PAGE:
↓↓↓

Deputy M.R. Higgins:
Deputy Le Hérissier, when he was questioning, his concern was I think about Jersey companies, whether they actually had a presence in the Island. My understanding is ...
Senator A.J.H. Maclean: Sorry?
Deputy M.R. Higgins:
He was, I think, going on about whether the company was based here and had a real presence here or
whether it was just registered in Jersey. I take it obviously these provisions will apply to any company, whether it is ...
Senator A.J.H. Maclean: Any company.
Deputy M.R. Higgins:
Yes, so it is not just having a presence in the Island and so on. So, in terms of the fact that, let us say, it is a non-resident company, they do not have a presence here and there is income coming and everything else, why are we making these changes? Because it benefits both, or is it to attract more people on to the companies register or what?
Senator A.J.H. Maclean:
It is making the Jersey company more competitive for all the reasons that have been previously stated.
Advocate P. Byrne:
I think just to add we have been out of line with English companies law since 1985 as regards the three- quarters majority, and that is in line with many other Commonwealth jurisdictions. So we were seeing a number of English lawyers who were drafting articles of association and they were just instinctively putting in the three-quarters requirement. Occasionally, where we only saw this after the event, we were having to say: "For a boring technical reason ... that could be entirely void." So, I think from the lawyers' and the practitioners' perspective it was the mismatch with English law and other Commonwealth jurisdictions. Of course, from just the perception perspective, it is very much raising the bar. So you are allowing a smaller minority to be able to block these ...
Mr. M. de Forest-Brown:
It has nothing to do with substance whatsoever. This is totally separate from the issue of substance.
Deputy M.R. Higgins:
I am just addressing his concerns. The other thing, too, is ...
Mr. M. de Forest-Brown:
Sorry, does he have a concern that we should properly address or ...?
Deputy C.F. Labey of Grouville :
What he said in the States was: "There is a difference between being registered and physically operating your main purpose of business on the Island to which we are referring."
Mr. M. de Forest-Brown:
Yes. Jersey has a combination of obviously businesses which are here with substance - buildings, people and so on - but a significant chunk of what the Jersey finance industry is about is providing vehicles. This sometimes results in confusion. Obviously, to the extent that a business is a regulated entity, then there is a requirement that there is substance here and people that we can manage and control. In terms of a corporate vehicle or other form of vehicle, those invariably absolutely do not have any presence here at all. They are simply a legal vehicle. So we need to keep those issues carefully in our mind. This is simply a change in the constitution of the company whether it has substance or not; in all cases it will be protecting the minority by raising the bar.
Deputy M.R. Higgins:
I just realised what it was. Going back to your point about the U.K. and having 75, do they have a flexible provision like this or is it fixed at 75?

↑↑↑

DATA SEGMENT:
↓↓↓

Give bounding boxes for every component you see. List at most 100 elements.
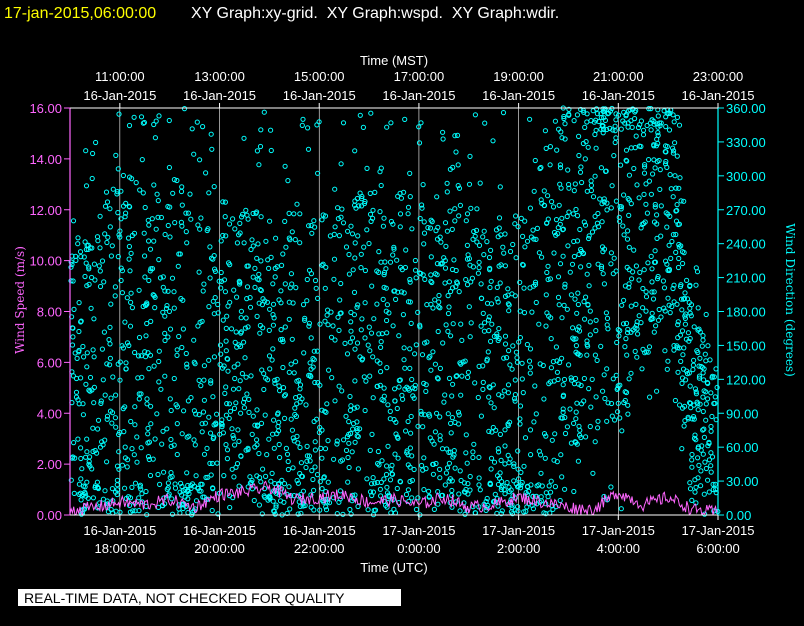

↑↑↑

TO DO: Extend the hearing transcript on Jersey company law past its final line. This material comes from a separate source.

ANSWER TO THE EXERCISE:
Advocate P. Byrne:
Their law just provides the special resolution is a resolution passed by at least a three-quarters majority. So ours is slightly more flexible. There are some structures where the relevant shareholders want some decisions of the company to be unanimous, so this allows you to have different thresholds, if you like.
Deputy M.R. Higgins:
The only other point, again just to satisfy Deputy Le Hérissier, this is to benefit ... [Aside] [Laughter] Anyway, yes, obviously I think he was concerned that basically it was just there for companies that are just registering on the thing, but it applies to both, those who are domiciled and have a presence here and any others who are on the registry as well. So, just to clarify that.
Mr. J. Mews:
Yes, but the other important thing, of course, is that if the Jersey is being used, then that increases Jersey's prestige around the world and it also means that the company law is governed by Jersey company law and, therefore, there will be work generated for our Jersey lawyers.
Deputy M.R. Higgins:
The only comment I would make about the first part of that is if the company are a bunch of crooks or the people who are running it are a bunch of crooks and it fails and causes a problem, then it has an adverse effect on our reputation as well. So, it can be either/or, yes.
Mr. J. Mews:
Yes, in theory, but, of course, this is a change in provision which is all about protecting minorities.
Deputy M.R. Higgins:
Do not get me wrong, I am not disagreeing with that. I see it as a sensible provision. What I am making is just a comment about reputation. Reputation can work both ways and we do not have a degree of control over the companies that are registering in the Island, just using the register and going forward, in the same way that ... okay, I am not saying that this was a company that there were any problems with, but if we think of the publicity associated with Granite, for example, that has been on the Panorama programme, there is a negative connotation to Jersey because of some of these structures. That is the only comment I am making. But in terms of what you are doing, I see no objection to that.
Mr. J. Mews:
There is a really key point here because on going out to China and seeing how B.V.I. and Cayman and other jurisdictions have really taken a lot of the ground there and established themselves, it is based on their company vehicle as the core offering which is being used. So, by the Jersey company being able to be used in the same type of circumstances is really key to Jersey establishing itself in those sort of areas. So, there is a really strong and important point there.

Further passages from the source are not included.